Problem statement
Drawing on the post about the LULAC chapter's demand for pre-approved speech, explain why its writer gives Dean Ballom credit.

Extracted text
Not surprisingly, the student chapter of LULAC is demanding all free speech be pre-approved to make sure it isn't offensive. Approved free speech? Hello? What are they teaching at this school? It does go along with the continued abuse and harassment of Conservative, Jewish and Christian groups by minority, liberal, and Islamic students on campus. Instead of shouting them down and beating them up, LULAC just wants to revoke their right to free speech. How do you think they will react if the university decides one of their demonstrations is inappropriate? Maybe someone finds Cinco de Mayo offensive? The screams would be heard in Canada...
Give Dean Ballom credit thro. He said it isn't done and isn't going to happen. All they check for is if the activity is going to be physically harmful. Hey! Someone who actually get the idea of free speech.
Does the idea that an national special-interest group demanding the resignation of a state university cah for allowing free speech in a designated free speech zone sound stupid? I think it tells us just how morally bankrupt organizations like LULAC have become.

Data block

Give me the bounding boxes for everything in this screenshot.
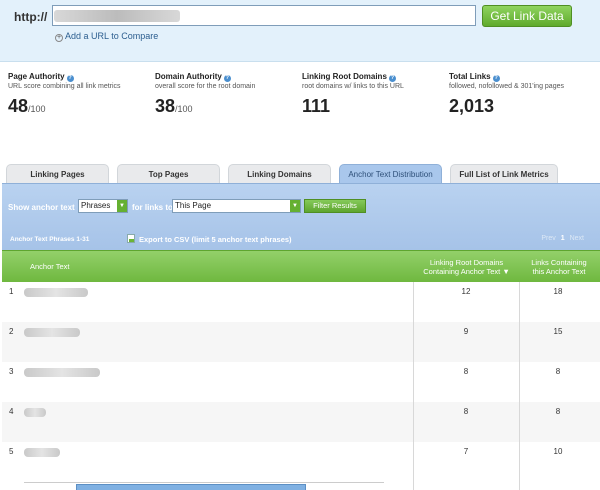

Solution
The writer credits Dean Ballom because he said pre-approval of speech isn't done and isn't going to happen. The only check is whether an activity will be physically harmful. To the writer, that shows someone who actually understands free speech.